[start]

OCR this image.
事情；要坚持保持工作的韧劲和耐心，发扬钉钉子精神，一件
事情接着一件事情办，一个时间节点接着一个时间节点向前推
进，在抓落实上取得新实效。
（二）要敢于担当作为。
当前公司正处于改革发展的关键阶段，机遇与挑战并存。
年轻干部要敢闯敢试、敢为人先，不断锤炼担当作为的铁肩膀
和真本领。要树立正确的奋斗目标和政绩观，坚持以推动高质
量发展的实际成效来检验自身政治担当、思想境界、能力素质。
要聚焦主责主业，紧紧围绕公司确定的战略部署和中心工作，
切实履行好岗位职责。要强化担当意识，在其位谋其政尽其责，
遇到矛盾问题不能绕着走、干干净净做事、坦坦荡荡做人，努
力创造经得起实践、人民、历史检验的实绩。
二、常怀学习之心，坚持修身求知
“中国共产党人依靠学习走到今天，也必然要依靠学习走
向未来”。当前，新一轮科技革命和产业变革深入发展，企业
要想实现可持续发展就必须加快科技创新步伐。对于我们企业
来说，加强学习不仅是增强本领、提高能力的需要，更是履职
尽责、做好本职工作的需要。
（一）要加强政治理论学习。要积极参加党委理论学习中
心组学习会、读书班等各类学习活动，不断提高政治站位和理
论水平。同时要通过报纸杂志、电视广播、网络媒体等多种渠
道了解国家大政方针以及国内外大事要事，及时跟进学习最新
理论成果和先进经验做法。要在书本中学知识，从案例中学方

[end]

* **TASK DETAILS**
Type out the entries again, word for word.

* **SOLUTION TO THIS PROBLEM**
OCR this image.
事情；要坚持保持工作的韧劲和耐心，发扬钉钉子精神，一件
事情接着一件事情办，一个时间节点接着一个时间节点向前推
进，在抓落实上取得新实效。
（二）要敢于担当作为。
当前公司正处于改革发展的关键阶段，机遇与挑战并存。
年轻干部要敢闯敢试、敢为人先，不断锤炼担当作为的铁肩膀
和真本领。要树立正确的奋斗目标和政绩观，坚持以推动高质
量发展的实际成效来检验自身政治担当、思想境界、能力素质。
要聚焦主责主业，紧紧围绕公司确定的战略部署和中心工作，
切实履行好岗位职责。要强化担当意识，在其位谋其政尽其责，
遇到矛盾问题不能绕着走、干干净净做事、坦坦荡荡做人，努
力创造经得起实践、人民、历史检验的实绩。
二、常怀学习之心，坚持修身求知
“中国共产党人依靠学习走到今天，也必然要依靠学习走
向未来”。当前，新一轮科技革命和产业变革深入发展，企业
要想实现可持续发展就必须加快科技创新步伐。对于我们企业
来说，加强学习不仅是增强本领、提高能力的需要，更是履职
尽责、做好本职工作的需要。
（一）要加强政治理论学习。要积极参加党委理论学习中
心组学习会、读书班等各类学习活动，不断提高政治站位和理
论水平。同时要通过报纸杂志、电视广播、网络媒体等多种渠
道了解国家大政方针以及国内外大事要事，及时跟进学习最新
理论成果和先进经验做法。要在书本中学知识，从案例中学方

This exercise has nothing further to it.